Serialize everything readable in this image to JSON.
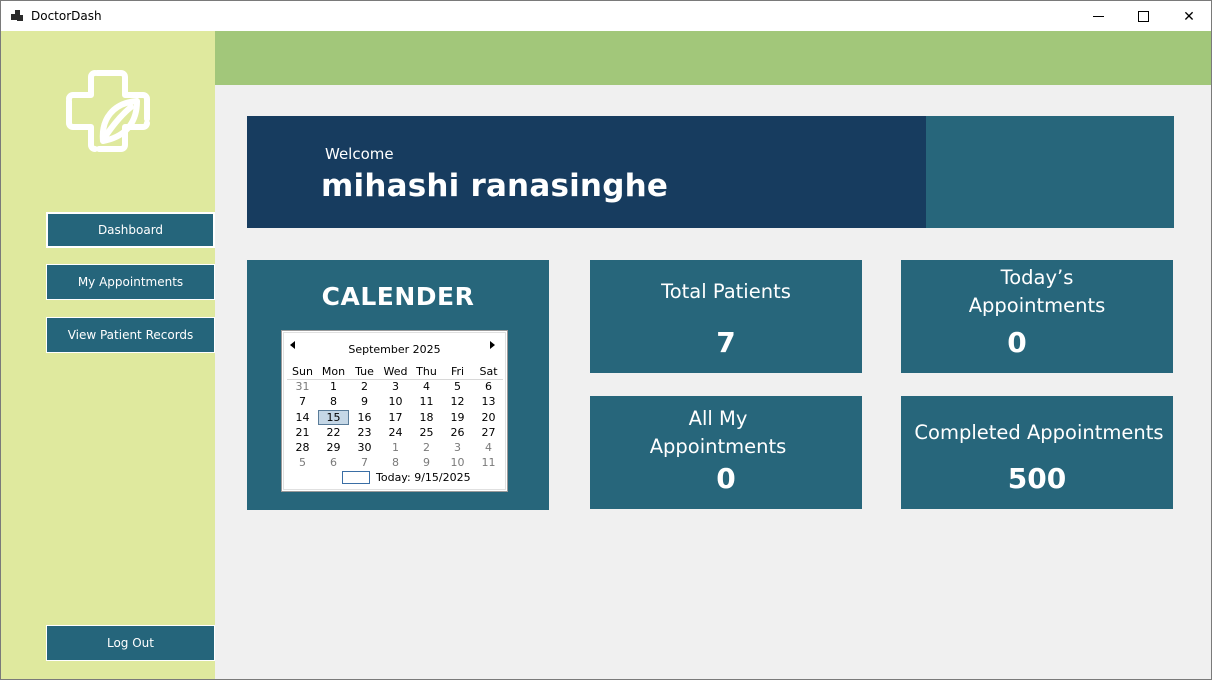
{
  "window": {
    "title": "DoctorDash",
    "minimize_label": "",
    "maximize_label": "",
    "close_label": "✕"
  },
  "sidebar": {
    "items": [
      {
        "label": "Dashboard"
      },
      {
        "label": "My Appointments"
      },
      {
        "label": "View Patient Records"
      }
    ],
    "logout_label": "Log Out"
  },
  "welcome": {
    "label": "Welcome",
    "name": "mihashi ranasinghe"
  },
  "calendar": {
    "title": "CALENDER",
    "month_label": "September 2025",
    "weekdays": [
      "Sun",
      "Mon",
      "Tue",
      "Wed",
      "Thu",
      "Fri",
      "Sat"
    ],
    "weeks": [
      [
        "31",
        "1",
        "2",
        "3",
        "4",
        "5",
        "6"
      ],
      [
        "7",
        "8",
        "9",
        "10",
        "11",
        "12",
        "13"
      ],
      [
        "14",
        "15",
        "16",
        "17",
        "18",
        "19",
        "20"
      ],
      [
        "21",
        "22",
        "23",
        "24",
        "25",
        "26",
        "27"
      ],
      [
        "28",
        "29",
        "30",
        "1",
        "2",
        "3",
        "4"
      ],
      [
        "5",
        "6",
        "7",
        "8",
        "9",
        "10",
        "11"
      ]
    ],
    "selected_day": "15",
    "today_label": "Today: 9/15/2025"
  },
  "stats": {
    "total_patients": {
      "title": "Total Patients",
      "value": "7"
    },
    "todays_appointments": {
      "title": "Today’s Appointments",
      "value": "0"
    },
    "all_my_appointments": {
      "title": "All My Appointments",
      "value": "0"
    },
    "completed_appointments": {
      "title": "Completed Appointments",
      "value": "500"
    }
  },
  "colors": {
    "sidebar_bg": "#dfe99e",
    "topbar_bg": "#a2c77a",
    "card_bg": "#27667b",
    "banner_bg": "#173c5f",
    "content_bg": "#f0f0f0"
  }
}
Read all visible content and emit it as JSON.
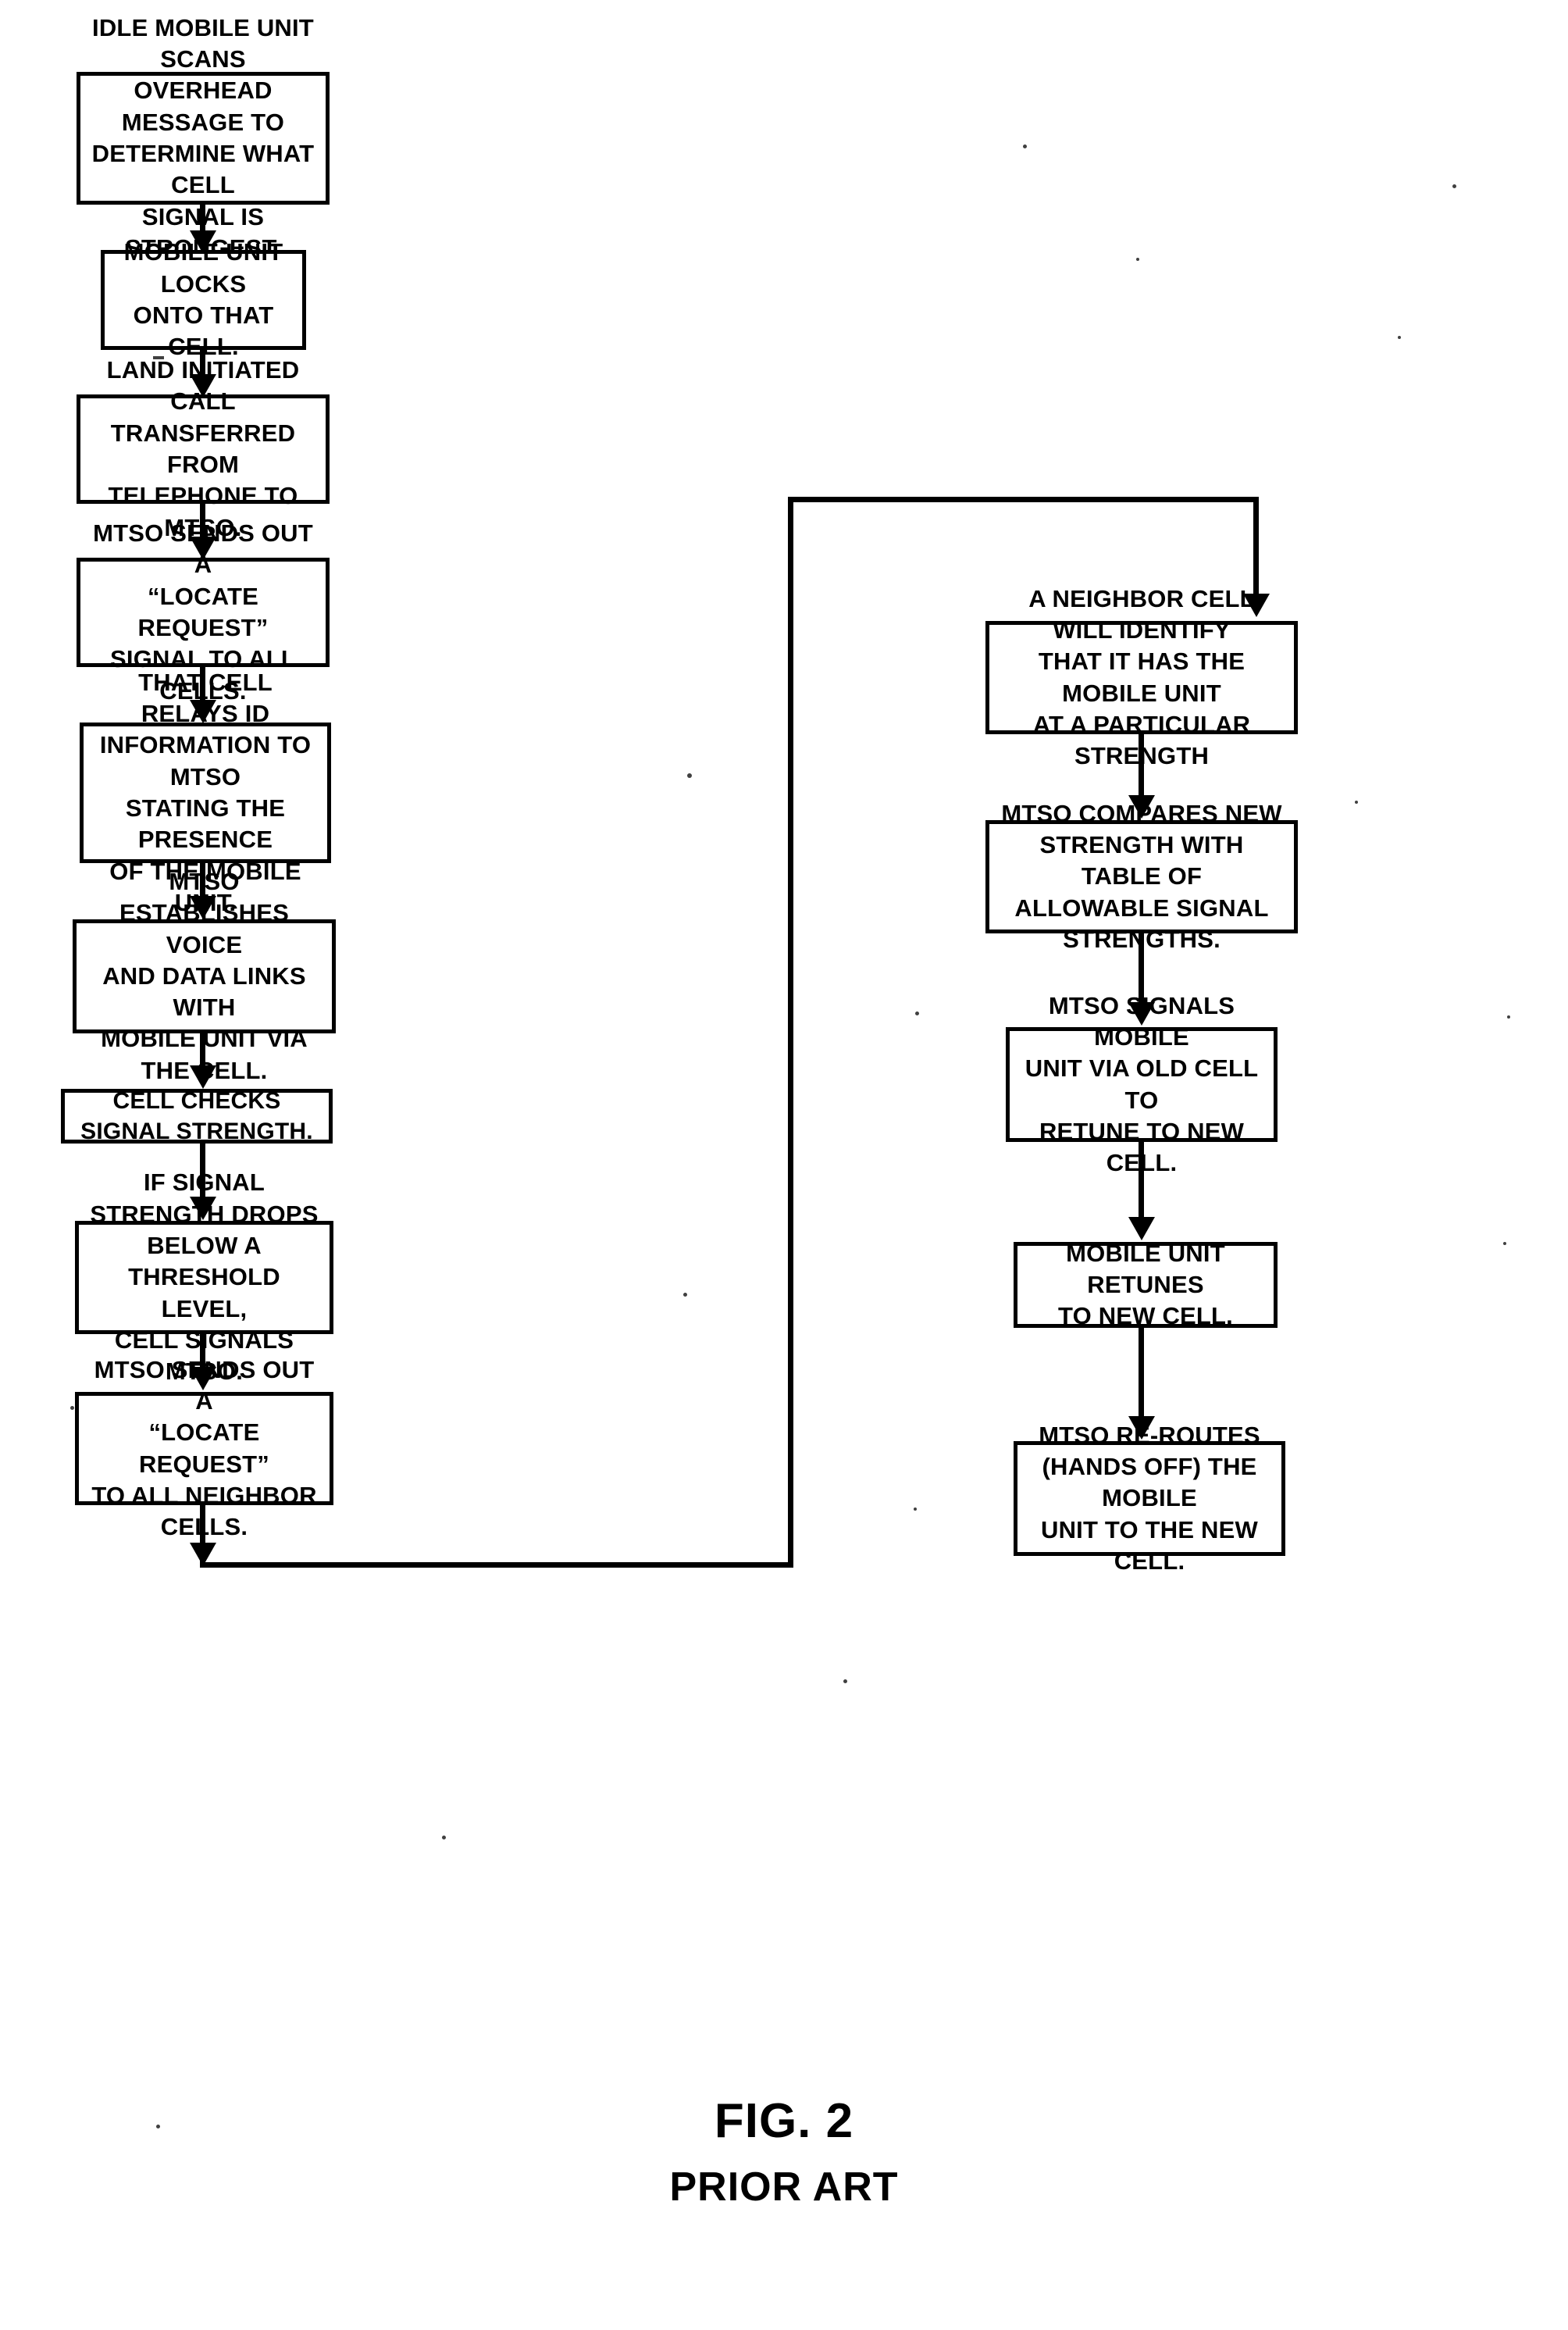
{
  "figure": {
    "number": "FIG. 2",
    "subtitle": "PRIOR ART"
  },
  "flowchart": {
    "type": "flowchart",
    "orientation": "two-column-with-feedback-loop",
    "left_column": [
      {
        "id": "L1",
        "text": "IDLE MOBILE UNIT SCANS\nOVERHEAD MESSAGE TO\nDETERMINE WHAT CELL\nSIGNAL IS STRONGEST."
      },
      {
        "id": "L2",
        "text": "MOBILE UNIT LOCKS\nONTO THAT CELL."
      },
      {
        "id": "L3",
        "text": "LAND INITIATED CALL\nTRANSFERRED FROM\nTELEPHONE TO MTSO."
      },
      {
        "id": "L4",
        "text": "MTSO SENDS OUT A\n“LOCATE  REQUEST”\nSIGNAL TO ALL CELLS."
      },
      {
        "id": "L5",
        "text": "THAT CELL RELAYS ID\nINFORMATION TO MTSO\nSTATING THE PRESENCE\nOF THE MOBILE UNIT."
      },
      {
        "id": "L6",
        "text": "MTSO ESTABLISHES VOICE\nAND DATA LINKS WITH\nMOBILE UNIT VIA THE CELL."
      },
      {
        "id": "L7",
        "text": "CELL CHECKS SIGNAL STRENGTH."
      },
      {
        "id": "L8",
        "text": "IF SIGNAL STRENGTH DROPS\nBELOW A THRESHOLD LEVEL,\nCELL SIGNALS MTSO."
      },
      {
        "id": "L9",
        "text": "MTSO SENDS OUT A\n“LOCATE REQUEST”\nTO ALL NEIGHBOR CELLS."
      }
    ],
    "right_column": [
      {
        "id": "R1",
        "text": "A NEIGHBOR CELL WILL IDENTIFY\nTHAT IT HAS THE MOBILE UNIT\nAT A PARTICULAR STRENGTH"
      },
      {
        "id": "R2",
        "text": "MTSO COMPARES NEW\nSTRENGTH WITH TABLE OF\nALLOWABLE SIGNAL STRENGTHS."
      },
      {
        "id": "R3",
        "text": "MTSO SIGNALS MOBILE\nUNIT VIA OLD CELL TO\nRETUNE TO NEW CELL."
      },
      {
        "id": "R4",
        "text": "MOBILE UNIT RETUNES\nTO NEW CELL."
      },
      {
        "id": "R5",
        "text": "MTSO RE-ROUTES\n(HANDS OFF) THE MOBILE\nUNIT TO THE NEW CELL."
      }
    ],
    "connectors": [
      {
        "from": "L1",
        "to": "L2",
        "style": "arrow-down"
      },
      {
        "from": "L2",
        "to": "L3",
        "style": "arrow-down"
      },
      {
        "from": "L3",
        "to": "L4",
        "style": "arrow-down"
      },
      {
        "from": "L4",
        "to": "L5",
        "style": "arrow-down"
      },
      {
        "from": "L5",
        "to": "L6",
        "style": "arrow-down"
      },
      {
        "from": "L6",
        "to": "L7",
        "style": "arrow-down"
      },
      {
        "from": "L7",
        "to": "L8",
        "style": "arrow-down"
      },
      {
        "from": "L8",
        "to": "L9",
        "style": "arrow-down"
      },
      {
        "from": "L9",
        "to": "R1",
        "style": "loop-right-up-then-down"
      },
      {
        "from": "R1",
        "to": "R2",
        "style": "arrow-down"
      },
      {
        "from": "R2",
        "to": "R3",
        "style": "arrow-down"
      },
      {
        "from": "R3",
        "to": "R4",
        "style": "arrow-down"
      },
      {
        "from": "R4",
        "to": "R5",
        "style": "arrow-down"
      }
    ]
  },
  "colors": {
    "ink": "#000000",
    "paper": "#ffffff"
  }
}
+ + + + + + +
* Your objective: For the data above, state how many of its lines contain the word "JSON", giving no other text.

* Response to the task: 2